= Exercise requirements =
Give only the number of lines that include the string "like".

= Data for this task =
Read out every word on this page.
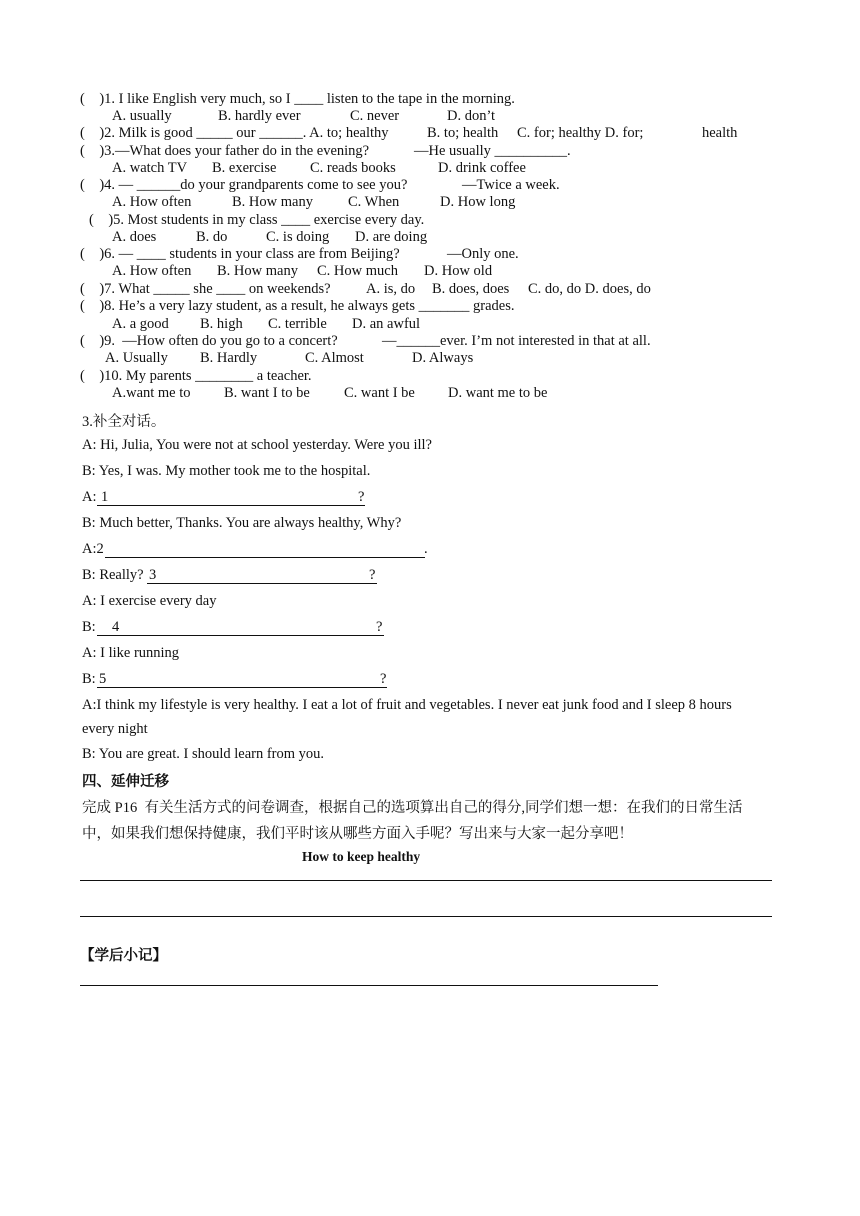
(    )1. I like English very much, so I ____ listen to the tape in the morning.
A. usually	B. hardly ever	C. never	D. don’t
(    )2. Milk is good _____ our ______. A. to; healthy	B. to; health C. for; healthy D. for;	health
(    )3.—What does your father do in the evening?	—He usually __________.
A. watch TV B. exercise C. reads books	D. drink coffee
(    )4. — ______do your grandparents come to see you?	—Twice a week.
A. How often	B. How many C. When	D. How long
(    )5. Most students in my class ____ exercise every day.
A. does	B. do	C. is doing D. are doing
(    )6. — ____ students in your class are from Beijing?	—Only one.
A. How often B. How many C. How much D. How old
(    )7. What _____ she ____ on weekends? A. is, do B. does, does C. do, do D. does, do
(    )8. He’s a very lazy student, as a result, he always gets _______ grades.
A. a good B. high C. terrible D. an awful
(    )9.  —How often do you go to a concert?	—______ever. I’m not interested in that at all.
A. Usually B. Hardly	C. Almost	D. Always
(    )10. My parents ________ a teacher.
A.want me to B. want I to be C. want I be D. want me to be
3.补全对话。
A: Hi, Julia, You were not at school yesterday. Were you ill?
B: Yes, I was. My mother took me to the hospital.
A: 1	?
B: Much better, Thanks. You are always healthy, Why?
A:2	.
B: Really? 3	?
A: I exercise every day
B: 4	?
A: I like running
B: 5	?
A:I think my lifestyle is very healthy. I eat a lot of fruit and vegetables. I never eat junk food and I sleep 8 hours
every night
B: You are great. I should learn from you.
四、延伸迁移
完成 P16  有关生活方式的问卷调查，根据自己的选项算出自己的得分,同学们想一想：在我们的日常生活
中，如果我们想保持健康，我们平时该从哪些方面入手呢？写出来与大家一起分享吧！
How to keep healthy
【学后小记】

= Solution to this task =
2